:: Data in this exercise ::
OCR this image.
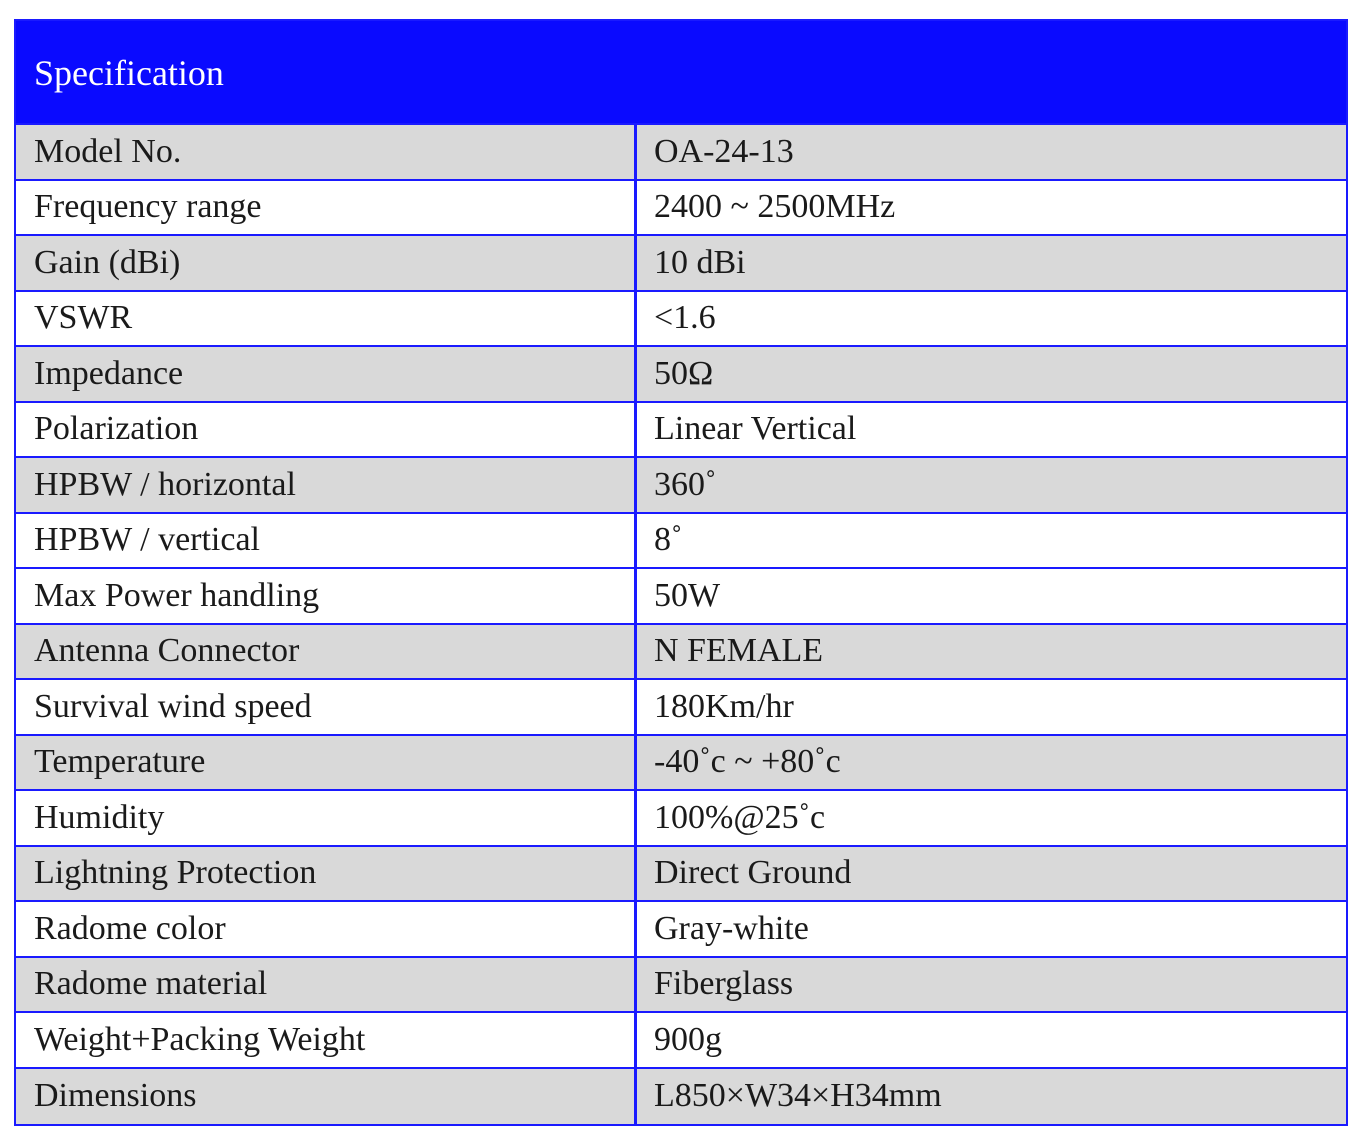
Specification
Model No.	OA-24-13
Frequency range	2400 ~ 2500MHz
Gain (dBi)	10 dBi
VSWR	<1.6
Impedance	50Ω
Polarization	Linear Vertical
HPBW / horizontal	360˚
HPBW / vertical	8˚
Max Power handling	50W
Antenna Connector	N FEMALE
Survival wind speed	180Km/hr
Temperature	-40˚c ~ +80˚c
Humidity	100%@25˚c
Lightning Protection	Direct Ground
Radome color	Gray-white
Radome material	Fiberglass
Weight+Packing Weight	900g
Dimensions	L850×W34×H34mm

:: Exercise requirements ::
With the pictures left out, transcribe the material exactly.

:: Final result ::
OCR this image.
Specification
Model No.	OA-24-13
Frequency range	2400 ~ 2500MHz
Gain (dBi)	10 dBi
VSWR	<1.6
Impedance	50Ω
Polarization	Linear Vertical
HPBW / horizontal	360˚
HPBW / vertical	8˚
Max Power handling	50W
Antenna Connector	N FEMALE
Survival wind speed	180Km/hr
Temperature	-40˚c ~ +80˚c
Humidity	100%@25˚c
Lightning Protection	Direct Ground
Radome color	Gray-white
Radome material	Fiberglass
Weight+Packing Weight	900g
Dimensions	L850×W34×H34mm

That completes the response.